[WHAT TO PRODUCE]: Edit all of the items below so that "every" becomes "each" everywhere it occurs, leaving everything else unchanged. Leave the pictures out of your answer.

○ ○ ○

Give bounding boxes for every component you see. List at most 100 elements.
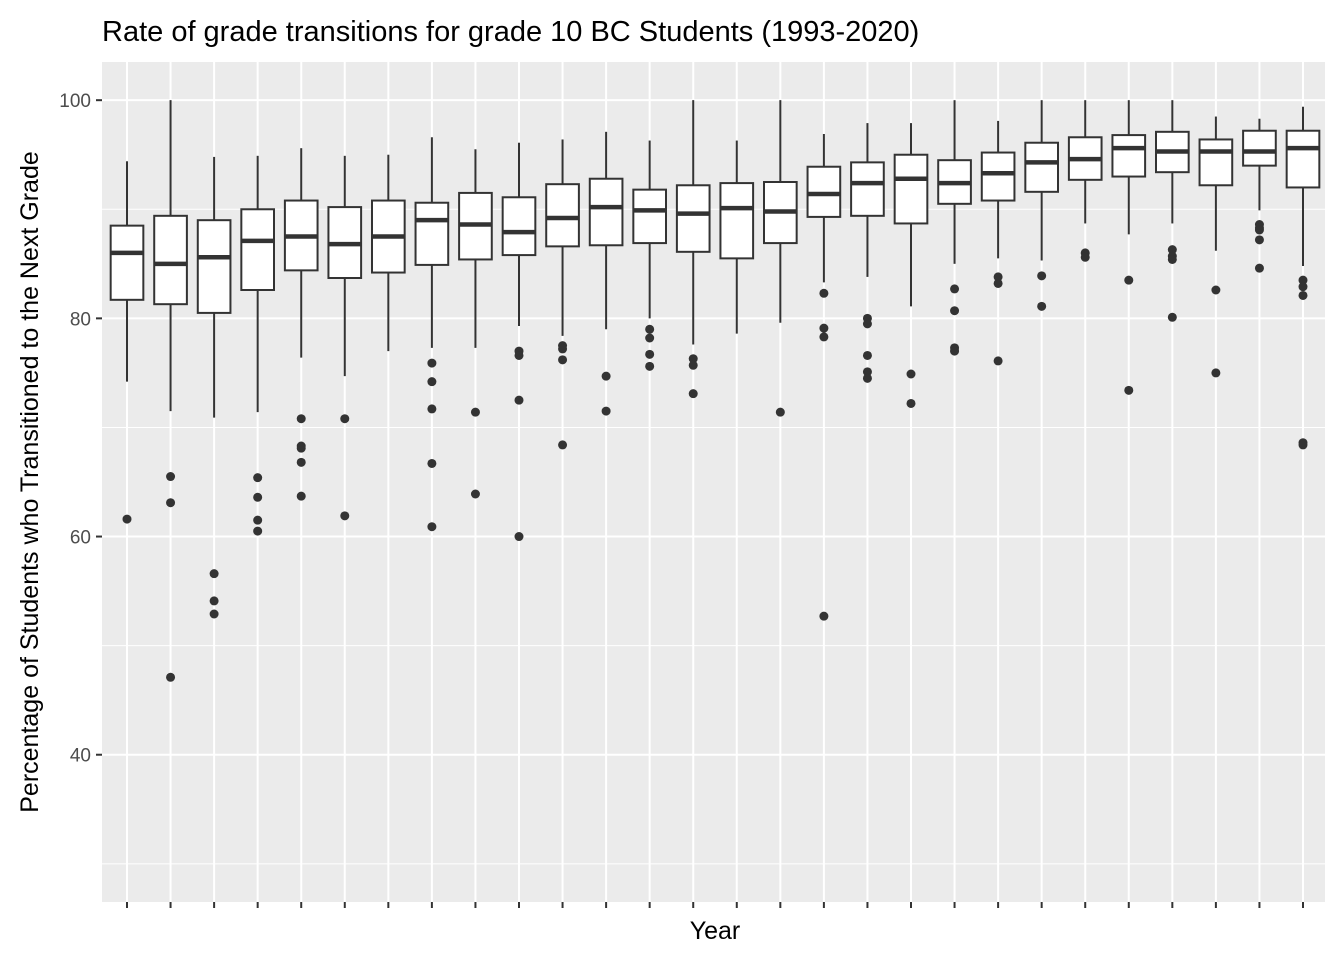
box <box>1242 129 1277 167</box>
outlier-point <box>427 458 437 468</box>
box-group <box>588 131 624 416</box>
box-group <box>153 100 188 682</box>
outlier-point <box>645 324 655 334</box>
box <box>414 201 450 266</box>
box-group <box>632 140 667 371</box>
box <box>153 214 188 306</box>
box-group <box>806 134 842 621</box>
axes: 40 60 80 100 <box>59 91 1304 908</box>
outlier-point <box>166 472 176 482</box>
box-group <box>1285 106 1321 450</box>
outlier-point <box>1254 263 1264 273</box>
outlier-point <box>819 323 829 333</box>
box-group <box>675 100 711 399</box>
outlier-point <box>427 358 437 368</box>
y-tick-label: 40 <box>70 746 91 767</box>
outlier-point <box>514 395 524 405</box>
outlier-point <box>209 596 219 606</box>
outlier-point <box>558 440 568 450</box>
box-group <box>545 139 580 450</box>
box <box>1111 134 1147 178</box>
box <box>196 219 232 314</box>
box-group <box>414 137 450 532</box>
outlier-point <box>1167 312 1177 322</box>
x-axis-title: Year <box>690 917 741 945</box>
outlier-point <box>427 522 437 532</box>
outlier-point <box>296 443 306 453</box>
outlier-point <box>558 344 568 354</box>
y-tick-label: 60 <box>70 528 91 549</box>
outlier-point <box>1037 301 1047 311</box>
outlier-point <box>1211 368 1221 378</box>
outlier-point <box>1298 290 1308 300</box>
outlier-point <box>1080 252 1090 262</box>
outlier-point <box>1298 275 1308 285</box>
outlier-point <box>1167 245 1177 255</box>
box <box>109 224 145 301</box>
outlier-point <box>862 350 872 360</box>
outlier-point <box>906 398 916 408</box>
outlier-point <box>296 457 306 467</box>
outlier-point <box>1298 282 1308 292</box>
outlier-point <box>645 361 655 371</box>
outlier-point <box>950 346 960 356</box>
box <box>1285 129 1321 189</box>
outlier-point <box>209 609 219 619</box>
box-group <box>458 149 493 499</box>
outlier-point <box>950 306 960 316</box>
box-group <box>283 148 319 501</box>
box-group <box>1024 100 1060 311</box>
outlier-point <box>1037 271 1047 281</box>
box-group <box>1198 116 1234 378</box>
outlier-point <box>645 333 655 343</box>
box-group <box>1242 118 1277 273</box>
plot-panel <box>102 62 1325 902</box>
outlier-point <box>514 532 524 542</box>
outlier-point <box>253 492 263 502</box>
outlier-point <box>993 278 1003 288</box>
box <box>850 161 885 217</box>
outlier-point <box>993 272 1003 282</box>
box <box>588 177 624 247</box>
outlier-point <box>253 473 263 483</box>
box <box>719 182 755 260</box>
outlier-point <box>601 406 611 416</box>
outlier-point <box>601 371 611 381</box>
outlier-point <box>209 569 219 579</box>
outlier-point <box>253 526 263 536</box>
box-group <box>1111 100 1147 395</box>
box <box>675 184 711 253</box>
outlier-point <box>558 355 568 365</box>
outlier-point <box>1124 275 1134 285</box>
outlier-point <box>166 672 176 682</box>
outlier-point <box>427 404 437 414</box>
box-group <box>763 100 798 417</box>
outlier-point <box>819 611 829 621</box>
y-tick-label: 100 <box>59 91 91 112</box>
outlier-point <box>1254 225 1264 235</box>
y-tick-label: 80 <box>70 309 91 330</box>
outlier-point <box>906 369 916 379</box>
box-group <box>719 140 755 334</box>
box <box>980 151 1016 202</box>
outlier-point <box>819 332 829 342</box>
box-group <box>1155 100 1190 322</box>
outlier-point <box>470 489 480 499</box>
box-group <box>327 155 363 521</box>
box-group <box>240 155 275 536</box>
box <box>893 153 929 225</box>
outlier-point <box>862 367 872 377</box>
box-group <box>501 142 537 542</box>
outlier-point <box>688 389 698 399</box>
outlier-point <box>819 288 829 298</box>
box <box>1198 138 1234 187</box>
outlier-point <box>688 360 698 370</box>
box-group <box>850 123 885 383</box>
outlier-point <box>775 407 785 417</box>
box-group <box>893 123 929 408</box>
outlier-point <box>1211 285 1221 295</box>
outlier-point <box>645 349 655 359</box>
outlier-point <box>688 354 698 364</box>
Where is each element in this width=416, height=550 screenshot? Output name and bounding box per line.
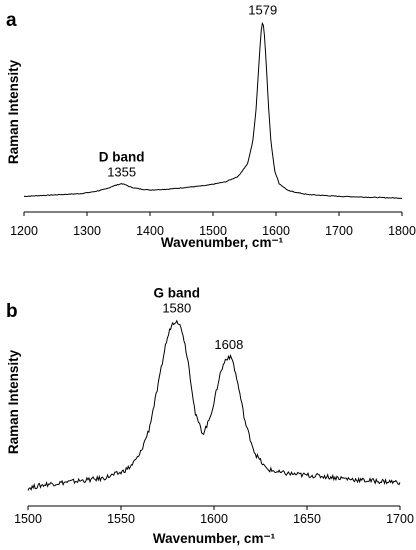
panel-a: a Raman Intensity Wavenumber, cm⁻¹ 1200 1… [6, 0, 416, 250]
panel-b-peak-value-label: 1608 [214, 337, 243, 352]
panel-a-x-tick-label: 1300 [73, 224, 101, 238]
panel-b-ylabel: Raman Intensity [6, 349, 21, 454]
panel-a-peak-value-label: 1355 [107, 165, 136, 180]
panel-a-letter: a [6, 10, 17, 31]
panel-a-x-tick-label: 1200 [10, 224, 38, 238]
panel-a-xlabel: Wavenumber, cm⁻¹ [161, 235, 284, 250]
panel-a-x-tick-label: 1800 [388, 224, 416, 238]
panel-b-x-tick-label: 1600 [200, 512, 228, 526]
panel-a-x-tick-label: 1600 [262, 224, 290, 238]
panel-b-x-tick-label: 1550 [107, 512, 135, 526]
panel-a-x-tick-label: 1400 [136, 224, 164, 238]
panel-a-peak-value-label: 1579 [248, 3, 277, 18]
panel-b-peak-band-label: G band [154, 285, 201, 300]
panel-a-spectrum-line [23, 21, 403, 199]
panel-a-peak-band-label: D band [99, 150, 145, 165]
panel-b-x-tick-label: 1500 [14, 512, 42, 526]
panel-a-x-tick-label: 1700 [325, 224, 353, 238]
panel-a-ylabel: Raman Intensity [6, 59, 21, 164]
panel-a-x-tick-label: 1500 [199, 224, 227, 238]
panel-a-peak-band-label: G band [240, 0, 287, 3]
panel-b: b Raman Intensity Wavenumber, cm⁻¹ 1500 1… [6, 285, 414, 546]
panel-b-x-tick-label: 1700 [386, 512, 414, 526]
panel-b-x-tick-label: 1650 [293, 512, 321, 526]
panel-b-xlabel: Wavenumber, cm⁻¹ [153, 531, 276, 546]
panel-b-spectrum-line [27, 319, 401, 491]
panel-b-peak-value-label: 1580 [162, 300, 191, 315]
panel-b-letter: b [6, 301, 18, 322]
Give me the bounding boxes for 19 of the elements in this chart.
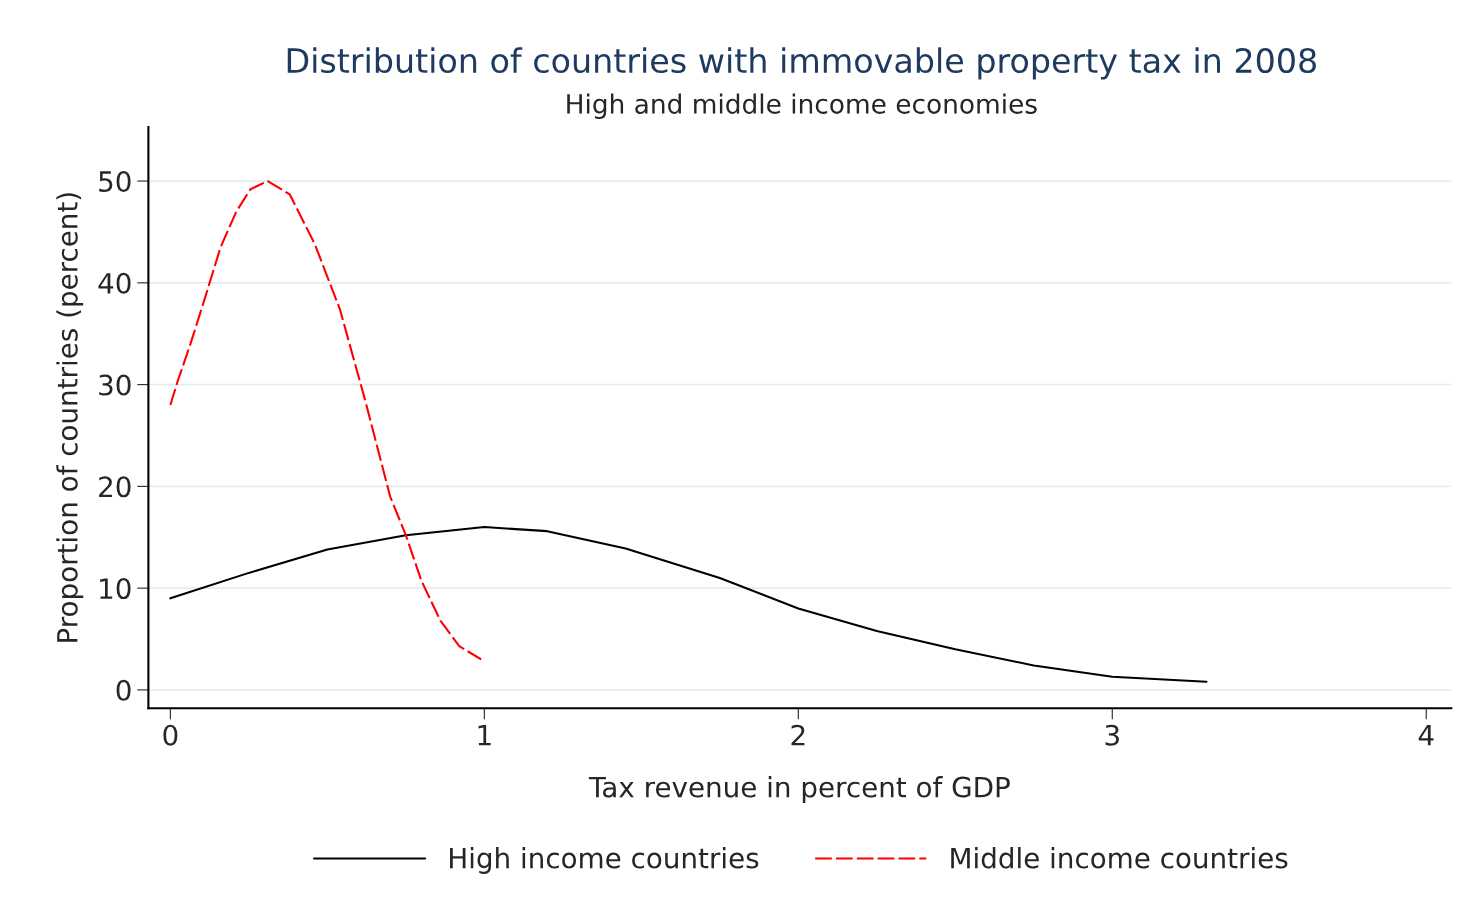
x-axis-title: Tax revenue in percent of GDP <box>588 776 1010 803</box>
chart-title: Distribution of countries with immovable property tax in 2008 <box>287 47 1316 80</box>
x-tick-label: 2 <box>791 724 805 746</box>
y-tick-label: 20 <box>99 476 131 498</box>
legend-label: High income countries <box>450 847 759 874</box>
y-axis-title: Proportion of countries (percent) <box>56 193 84 642</box>
line-series <box>169 526 1208 683</box>
x-tick-label: 3 <box>1105 724 1119 746</box>
x-tick-label: 4 <box>1418 725 1434 746</box>
y-tick-label: 50 <box>99 171 131 193</box>
line-series <box>169 180 483 661</box>
y-tick-label: 40 <box>98 272 131 294</box>
y-tick-label: 30 <box>99 374 131 396</box>
x-tick-label: 0 <box>163 724 178 746</box>
y-tick-label: 0 <box>116 679 131 701</box>
chart-subtitle: High and middle income economies <box>567 93 1037 119</box>
legend-label: Middle income countries <box>951 847 1288 869</box>
y-tick-label: 10 <box>100 578 131 600</box>
x-tick-label: 1 <box>478 725 491 746</box>
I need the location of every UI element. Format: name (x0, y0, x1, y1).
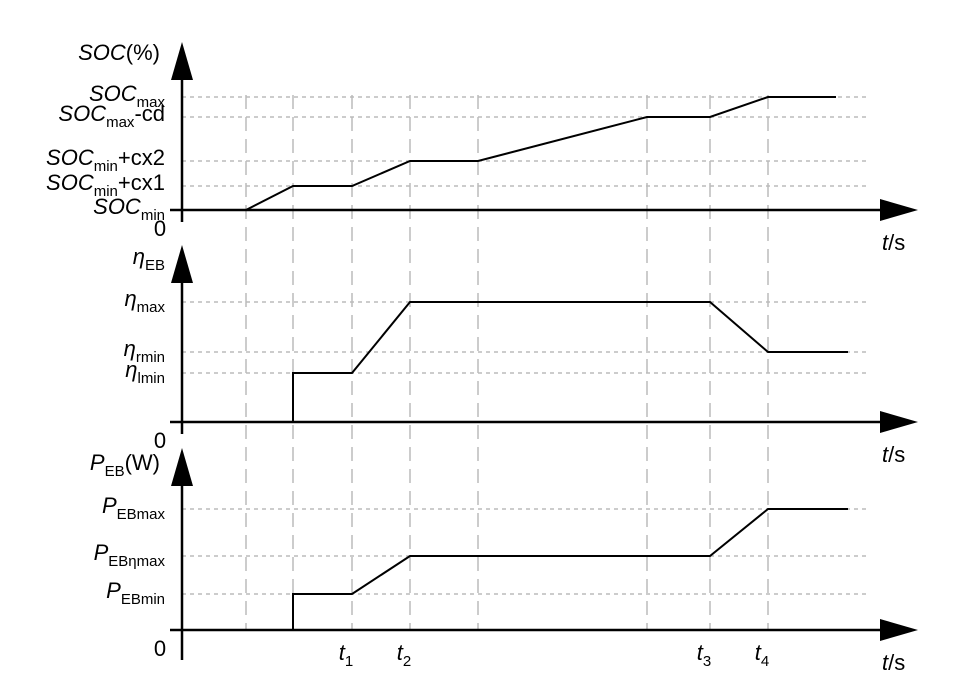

○ ○ ○

[COMPLETED EXERCISE]:
Give bounding boxes for each component you see. List at most 100 elements.
box <box>1242 129 1277 167</box>
outlier-point <box>427 458 437 468</box>
box-group <box>588 131 624 416</box>
box-group <box>153 100 188 682</box>
outlier-point <box>645 324 655 334</box>
box <box>414 201 450 266</box>
box-group <box>632 140 667 371</box>
box <box>153 214 188 306</box>
box-group <box>806 134 842 621</box>
axes: 40 60 80 100 <box>59 91 1304 908</box>
outlier-point <box>166 472 176 482</box>
box-group <box>1285 106 1321 450</box>
outlier-point <box>1254 263 1264 273</box>
outlier-point <box>819 323 829 333</box>
box-group <box>675 100 711 399</box>
outlier-point <box>427 358 437 368</box>
y-tick-label: 40 <box>70 746 91 767</box>
outlier-point <box>514 395 524 405</box>
outlier-point <box>209 596 219 606</box>
outlier-point <box>558 440 568 450</box>
box-group <box>545 139 580 450</box>
box <box>1111 134 1147 178</box>
box <box>196 219 232 314</box>
box-group <box>414 137 450 532</box>
outlier-point <box>1167 312 1177 322</box>
x-axis-title: Year <box>690 917 741 945</box>
outlier-point <box>427 522 437 532</box>
outlier-point <box>296 443 306 453</box>
outlier-point <box>558 344 568 354</box>
y-tick-label: 60 <box>70 528 91 549</box>
outlier-point <box>1037 301 1047 311</box>
outlier-point <box>1211 368 1221 378</box>
outlier-point <box>1298 290 1308 300</box>
outlier-point <box>1080 252 1090 262</box>
outlier-point <box>1298 275 1308 285</box>
outlier-point <box>1167 245 1177 255</box>
box <box>109 224 145 301</box>
outlier-point <box>862 350 872 360</box>
outlier-point <box>906 398 916 408</box>
outlier-point <box>296 457 306 467</box>
outlier-point <box>1298 282 1308 292</box>
outlier-point <box>645 361 655 371</box>
outlier-point <box>950 346 960 356</box>
box <box>1285 129 1321 189</box>
outlier-point <box>209 609 219 619</box>
box-group <box>458 149 493 499</box>
outlier-point <box>950 306 960 316</box>
box-group <box>283 148 319 501</box>
box-group <box>1024 100 1060 311</box>
outlier-point <box>1037 271 1047 281</box>
box-group <box>1198 116 1234 378</box>
outlier-point <box>645 333 655 343</box>
box-group <box>1242 118 1277 273</box>
plot-panel <box>102 62 1325 902</box>
outlier-point <box>514 532 524 542</box>
outlier-point <box>253 492 263 502</box>
outlier-point <box>993 278 1003 288</box>
box <box>850 161 885 217</box>
outlier-point <box>993 272 1003 282</box>
box <box>588 177 624 247</box>
outlier-point <box>253 473 263 483</box>
box <box>719 182 755 260</box>
outlier-point <box>601 406 611 416</box>
outlier-point <box>601 371 611 381</box>
outlier-point <box>209 569 219 579</box>
outlier-point <box>253 526 263 536</box>
box-group <box>1111 100 1147 395</box>
box <box>675 184 711 253</box>
outlier-point <box>558 355 568 365</box>
outlier-point <box>1124 275 1134 285</box>
outlier-point <box>166 672 176 682</box>
outlier-point <box>427 404 437 414</box>
box-group <box>763 100 798 417</box>
outlier-point <box>819 611 829 621</box>
y-tick-label: 100 <box>59 91 91 112</box>
outlier-point <box>1254 225 1264 235</box>
y-tick-label: 80 <box>70 309 91 330</box>
outlier-point <box>906 369 916 379</box>
box-group <box>719 140 755 334</box>
box <box>980 151 1016 202</box>
outlier-point <box>819 332 829 342</box>
box-group <box>1155 100 1190 322</box>
outlier-point <box>470 489 480 499</box>
box-group <box>327 155 363 521</box>
box-group <box>240 155 275 536</box>
box <box>893 153 929 225</box>
outlier-point <box>862 367 872 377</box>
box-group <box>501 142 537 542</box>
outlier-point <box>688 389 698 399</box>
outlier-point <box>819 288 829 298</box>
box <box>1198 138 1234 187</box>
outlier-point <box>688 360 698 370</box>
box-group <box>850 123 885 383</box>
outlier-point <box>775 407 785 417</box>
box-group <box>893 123 929 408</box>
outlier-point <box>1211 285 1221 295</box>
outlier-point <box>645 349 655 359</box>
outlier-point <box>688 354 698 364</box>
Where is each element in this width=416, height=550 screenshot? Output name and bounding box per line.
panel-a: a Raman Intensity Wavenumber, cm⁻¹ 1200 1… [6, 0, 416, 250]
panel-b-peak-value-label: 1608 [214, 337, 243, 352]
panel-a-x-tick-label: 1300 [73, 224, 101, 238]
panel-b-ylabel: Raman Intensity [6, 349, 21, 454]
panel-a-peak-value-label: 1355 [107, 165, 136, 180]
panel-a-letter: a [6, 10, 17, 31]
panel-a-x-tick-label: 1200 [10, 224, 38, 238]
panel-a-xlabel: Wavenumber, cm⁻¹ [161, 235, 284, 250]
panel-a-x-tick-label: 1800 [388, 224, 416, 238]
panel-b-x-tick-label: 1600 [200, 512, 228, 526]
panel-a-x-tick-label: 1600 [262, 224, 290, 238]
panel-b-x-tick-label: 1550 [107, 512, 135, 526]
panel-a-x-tick-label: 1400 [136, 224, 164, 238]
panel-a-peak-value-label: 1579 [248, 3, 277, 18]
panel-b-peak-band-label: G band [154, 285, 201, 300]
panel-a-spectrum-line [23, 21, 403, 199]
panel-a-peak-band-label: D band [99, 150, 145, 165]
panel-b-x-tick-label: 1500 [14, 512, 42, 526]
panel-a-x-tick-label: 1700 [325, 224, 353, 238]
panel-a-ylabel: Raman Intensity [6, 59, 21, 164]
panel-a-x-tick-label: 1500 [199, 224, 227, 238]
panel-a-peak-band-label: G band [240, 0, 287, 3]
panel-b: b Raman Intensity Wavenumber, cm⁻¹ 1500 1… [6, 285, 414, 546]
panel-b-x-tick-label: 1700 [386, 512, 414, 526]
panel-b-x-tick-label: 1650 [293, 512, 321, 526]
panel-b-xlabel: Wavenumber, cm⁻¹ [153, 531, 276, 546]
panel-b-spectrum-line [27, 319, 401, 491]
panel-b-peak-value-label: 1580 [162, 300, 191, 315]
panel-b-letter: b [6, 301, 18, 322]
Give me the bounding boxes for 19 of the elements in this chart.
x-axis-title: Tax revenue in percent of GDP <box>588 776 1010 803</box>
chart-title: Distribution of countries with immovable property tax in 2008 <box>287 47 1316 80</box>
x-tick-label: 2 <box>791 724 805 746</box>
y-tick-label: 20 <box>99 476 131 498</box>
legend-label: High income countries <box>450 847 759 874</box>
y-axis-title: Proportion of countries (percent) <box>56 193 84 642</box>
line-series <box>169 526 1208 683</box>
x-tick-label: 3 <box>1105 724 1119 746</box>
x-tick-label: 4 <box>1418 725 1434 746</box>
y-tick-label: 50 <box>99 171 131 193</box>
line-series <box>169 180 483 661</box>
y-tick-label: 40 <box>98 272 131 294</box>
y-tick-label: 30 <box>99 374 131 396</box>
x-tick-label: 0 <box>163 724 178 746</box>
y-tick-label: 0 <box>116 679 131 701</box>
chart-subtitle: High and middle income economies <box>567 93 1037 119</box>
legend-label: Middle income countries <box>951 847 1288 869</box>
y-tick-label: 10 <box>100 578 131 600</box>
x-tick-label: 1 <box>478 725 491 746</box>
I need the location of each UI element. Format: name (x0, y0, x1, y1).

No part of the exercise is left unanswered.